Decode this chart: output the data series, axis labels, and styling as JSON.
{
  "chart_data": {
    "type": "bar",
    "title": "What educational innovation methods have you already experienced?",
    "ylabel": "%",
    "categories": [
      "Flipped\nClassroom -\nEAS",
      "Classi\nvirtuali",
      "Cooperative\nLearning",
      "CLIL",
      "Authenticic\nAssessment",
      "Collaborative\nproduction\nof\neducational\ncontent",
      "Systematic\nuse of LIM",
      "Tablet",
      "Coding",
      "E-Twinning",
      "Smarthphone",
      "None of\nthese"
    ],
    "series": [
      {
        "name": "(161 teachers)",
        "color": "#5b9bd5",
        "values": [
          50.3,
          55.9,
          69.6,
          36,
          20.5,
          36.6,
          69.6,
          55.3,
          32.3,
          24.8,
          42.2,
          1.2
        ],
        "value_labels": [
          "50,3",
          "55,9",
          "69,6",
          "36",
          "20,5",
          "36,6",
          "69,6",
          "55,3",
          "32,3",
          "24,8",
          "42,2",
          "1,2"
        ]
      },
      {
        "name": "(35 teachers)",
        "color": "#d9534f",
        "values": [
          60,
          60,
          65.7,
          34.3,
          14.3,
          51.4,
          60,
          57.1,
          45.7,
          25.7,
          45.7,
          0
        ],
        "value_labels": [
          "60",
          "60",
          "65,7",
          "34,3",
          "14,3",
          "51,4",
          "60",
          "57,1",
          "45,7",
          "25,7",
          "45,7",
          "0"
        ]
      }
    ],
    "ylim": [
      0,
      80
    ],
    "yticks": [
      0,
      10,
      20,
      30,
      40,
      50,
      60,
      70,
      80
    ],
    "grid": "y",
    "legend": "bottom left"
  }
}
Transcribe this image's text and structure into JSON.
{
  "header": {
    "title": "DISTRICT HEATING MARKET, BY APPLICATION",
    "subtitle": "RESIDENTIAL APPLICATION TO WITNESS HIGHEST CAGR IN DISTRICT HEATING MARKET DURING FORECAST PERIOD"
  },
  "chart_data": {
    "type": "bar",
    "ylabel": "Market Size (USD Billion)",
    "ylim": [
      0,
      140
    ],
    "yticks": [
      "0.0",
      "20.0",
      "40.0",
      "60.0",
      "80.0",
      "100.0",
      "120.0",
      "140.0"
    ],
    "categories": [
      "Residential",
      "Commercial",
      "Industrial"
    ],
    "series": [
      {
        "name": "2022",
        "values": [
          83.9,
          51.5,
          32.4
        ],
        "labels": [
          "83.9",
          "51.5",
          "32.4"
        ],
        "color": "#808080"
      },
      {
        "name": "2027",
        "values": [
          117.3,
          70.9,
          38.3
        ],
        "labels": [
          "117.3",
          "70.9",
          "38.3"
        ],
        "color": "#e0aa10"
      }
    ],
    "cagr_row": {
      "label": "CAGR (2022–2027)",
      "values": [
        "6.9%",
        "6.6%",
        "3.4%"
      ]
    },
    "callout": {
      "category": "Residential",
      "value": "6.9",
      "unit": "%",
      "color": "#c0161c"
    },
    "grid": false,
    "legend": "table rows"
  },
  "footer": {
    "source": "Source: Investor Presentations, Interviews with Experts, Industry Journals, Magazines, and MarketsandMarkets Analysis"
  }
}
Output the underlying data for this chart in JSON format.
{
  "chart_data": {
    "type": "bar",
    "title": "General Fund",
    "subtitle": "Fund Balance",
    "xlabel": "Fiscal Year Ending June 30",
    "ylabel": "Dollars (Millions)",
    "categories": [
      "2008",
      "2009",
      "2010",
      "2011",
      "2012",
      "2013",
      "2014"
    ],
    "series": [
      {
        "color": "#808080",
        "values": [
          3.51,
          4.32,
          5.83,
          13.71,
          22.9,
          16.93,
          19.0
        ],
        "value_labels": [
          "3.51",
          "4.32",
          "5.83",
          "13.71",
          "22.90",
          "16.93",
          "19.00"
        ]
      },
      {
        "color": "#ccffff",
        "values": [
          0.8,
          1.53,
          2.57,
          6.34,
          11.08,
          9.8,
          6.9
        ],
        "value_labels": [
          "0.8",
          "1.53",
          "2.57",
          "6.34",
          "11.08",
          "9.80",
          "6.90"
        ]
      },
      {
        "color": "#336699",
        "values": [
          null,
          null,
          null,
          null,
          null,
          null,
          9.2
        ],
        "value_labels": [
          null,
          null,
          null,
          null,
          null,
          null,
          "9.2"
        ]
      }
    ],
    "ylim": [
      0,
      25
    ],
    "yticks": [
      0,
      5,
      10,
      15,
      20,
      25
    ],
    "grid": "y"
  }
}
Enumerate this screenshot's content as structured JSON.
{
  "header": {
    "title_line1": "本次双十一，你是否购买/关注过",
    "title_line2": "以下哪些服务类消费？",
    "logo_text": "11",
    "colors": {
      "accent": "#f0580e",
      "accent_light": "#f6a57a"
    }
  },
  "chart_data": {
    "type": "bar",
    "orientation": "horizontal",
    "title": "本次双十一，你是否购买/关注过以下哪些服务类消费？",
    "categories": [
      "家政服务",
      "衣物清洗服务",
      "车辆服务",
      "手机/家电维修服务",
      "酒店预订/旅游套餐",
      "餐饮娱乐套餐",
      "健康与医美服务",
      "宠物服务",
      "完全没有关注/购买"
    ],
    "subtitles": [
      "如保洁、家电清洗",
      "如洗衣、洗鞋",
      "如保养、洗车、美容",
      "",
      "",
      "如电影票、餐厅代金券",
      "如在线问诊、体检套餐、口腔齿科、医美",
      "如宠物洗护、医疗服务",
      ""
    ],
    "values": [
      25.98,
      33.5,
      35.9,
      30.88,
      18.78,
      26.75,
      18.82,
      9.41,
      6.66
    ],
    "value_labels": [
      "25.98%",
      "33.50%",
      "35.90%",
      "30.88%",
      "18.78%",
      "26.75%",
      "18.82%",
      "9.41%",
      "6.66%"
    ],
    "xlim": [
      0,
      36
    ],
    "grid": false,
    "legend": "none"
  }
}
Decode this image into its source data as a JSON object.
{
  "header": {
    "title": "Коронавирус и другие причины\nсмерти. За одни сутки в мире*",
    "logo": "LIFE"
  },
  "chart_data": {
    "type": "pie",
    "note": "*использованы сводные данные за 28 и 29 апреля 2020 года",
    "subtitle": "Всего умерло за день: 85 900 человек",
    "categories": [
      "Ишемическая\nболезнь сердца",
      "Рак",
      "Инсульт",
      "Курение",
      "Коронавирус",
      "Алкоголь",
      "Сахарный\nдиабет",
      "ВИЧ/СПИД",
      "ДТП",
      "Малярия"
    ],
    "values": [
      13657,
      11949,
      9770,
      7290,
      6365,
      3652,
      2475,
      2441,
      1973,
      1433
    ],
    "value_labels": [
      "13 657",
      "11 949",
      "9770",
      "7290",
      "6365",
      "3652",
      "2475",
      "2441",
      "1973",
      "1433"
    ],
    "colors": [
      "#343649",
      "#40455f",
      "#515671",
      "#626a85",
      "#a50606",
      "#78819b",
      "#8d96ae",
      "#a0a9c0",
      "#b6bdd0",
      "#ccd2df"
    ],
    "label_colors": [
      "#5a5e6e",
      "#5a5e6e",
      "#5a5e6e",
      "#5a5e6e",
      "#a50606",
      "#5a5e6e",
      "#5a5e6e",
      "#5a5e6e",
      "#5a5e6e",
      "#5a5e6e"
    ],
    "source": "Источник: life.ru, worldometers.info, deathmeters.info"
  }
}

□ □ □ □ □ □ □

SHORT PROBLEM:
Scan the material above. Return every line containing the string "ylabel".

CORRECT RESPONSE:
    "ylabel": "%",
    "ylabel": "Market Size (USD Billion)",
    "ylabel": "Dollars (Millions)",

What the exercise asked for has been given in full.